▶ _Given instruction_:
Repeat each entry in full, exactly.

== Records supplied ==

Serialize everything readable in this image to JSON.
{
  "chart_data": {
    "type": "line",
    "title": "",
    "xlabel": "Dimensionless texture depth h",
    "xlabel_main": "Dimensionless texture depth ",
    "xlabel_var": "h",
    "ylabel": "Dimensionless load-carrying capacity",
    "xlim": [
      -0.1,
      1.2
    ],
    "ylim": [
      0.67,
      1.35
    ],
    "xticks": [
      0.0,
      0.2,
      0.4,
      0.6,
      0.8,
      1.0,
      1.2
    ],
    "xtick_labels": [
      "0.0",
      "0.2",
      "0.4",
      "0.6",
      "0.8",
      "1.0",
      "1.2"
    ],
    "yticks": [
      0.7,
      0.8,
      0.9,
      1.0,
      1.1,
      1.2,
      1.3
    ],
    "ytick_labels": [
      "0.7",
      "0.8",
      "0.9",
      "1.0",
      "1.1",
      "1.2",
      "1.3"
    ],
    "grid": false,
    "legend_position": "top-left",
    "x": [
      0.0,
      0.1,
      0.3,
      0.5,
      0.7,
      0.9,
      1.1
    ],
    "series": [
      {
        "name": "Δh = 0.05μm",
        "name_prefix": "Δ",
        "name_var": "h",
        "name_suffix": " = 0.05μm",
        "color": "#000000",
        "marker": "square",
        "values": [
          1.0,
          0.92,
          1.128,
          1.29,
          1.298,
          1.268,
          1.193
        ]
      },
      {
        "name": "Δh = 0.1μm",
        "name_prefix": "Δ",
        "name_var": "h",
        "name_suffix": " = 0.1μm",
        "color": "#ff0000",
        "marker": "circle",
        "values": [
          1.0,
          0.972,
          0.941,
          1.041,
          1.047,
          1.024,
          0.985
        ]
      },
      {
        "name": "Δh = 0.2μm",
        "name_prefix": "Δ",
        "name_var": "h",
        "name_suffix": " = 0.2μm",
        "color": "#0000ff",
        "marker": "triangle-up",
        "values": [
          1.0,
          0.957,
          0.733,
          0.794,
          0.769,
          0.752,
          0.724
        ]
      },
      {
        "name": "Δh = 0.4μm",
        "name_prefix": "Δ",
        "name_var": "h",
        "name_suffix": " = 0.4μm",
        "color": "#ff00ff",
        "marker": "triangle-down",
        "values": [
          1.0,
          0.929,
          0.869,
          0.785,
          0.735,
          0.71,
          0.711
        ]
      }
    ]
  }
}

===

▶ _Finished answer_:
Serialize everything readable in this image to JSON.
{
  "chart_data": {
    "type": "line",
    "title": "",
    "xlabel": "Dimensionless texture depth h",
    "xlabel_main": "Dimensionless texture depth ",
    "xlabel_var": "h",
    "ylabel": "Dimensionless load-carrying capacity",
    "xlim": [
      -0.1,
      1.2
    ],
    "ylim": [
      0.67,
      1.35
    ],
    "xticks": [
      0.0,
      0.2,
      0.4,
      0.6,
      0.8,
      1.0,
      1.2
    ],
    "xtick_labels": [
      "0.0",
      "0.2",
      "0.4",
      "0.6",
      "0.8",
      "1.0",
      "1.2"
    ],
    "yticks": [
      0.7,
      0.8,
      0.9,
      1.0,
      1.1,
      1.2,
      1.3
    ],
    "ytick_labels": [
      "0.7",
      "0.8",
      "0.9",
      "1.0",
      "1.1",
      "1.2",
      "1.3"
    ],
    "grid": false,
    "legend_position": "top-left",
    "x": [
      0.0,
      0.1,
      0.3,
      0.5,
      0.7,
      0.9,
      1.1
    ],
    "series": [
      {
        "name": "Δh = 0.05μm",
        "name_prefix": "Δ",
        "name_var": "h",
        "name_suffix": " = 0.05μm",
        "color": "#000000",
        "marker": "square",
        "values": [
          1.0,
          0.92,
          1.128,
          1.29,
          1.298,
          1.268,
          1.193
        ]
      },
      {
        "name": "Δh = 0.1μm",
        "name_prefix": "Δ",
        "name_var": "h",
        "name_suffix": " = 0.1μm",
        "color": "#ff0000",
        "marker": "circle",
        "values": [
          1.0,
          0.972,
          0.941,
          1.041,
          1.047,
          1.024,
          0.985
        ]
      },
      {
        "name": "Δh = 0.2μm",
        "name_prefix": "Δ",
        "name_var": "h",
        "name_suffix": " = 0.2μm",
        "color": "#0000ff",
        "marker": "triangle-up",
        "values": [
          1.0,
          0.957,
          0.733,
          0.794,
          0.769,
          0.752,
          0.724
        ]
      },
      {
        "name": "Δh = 0.4μm",
        "name_prefix": "Δ",
        "name_var": "h",
        "name_suffix": " = 0.4μm",
        "color": "#ff00ff",
        "marker": "triangle-down",
        "values": [
          1.0,
          0.929,
          0.869,
          0.785,
          0.735,
          0.71,
          0.711
        ]
      }
    ]
  }
}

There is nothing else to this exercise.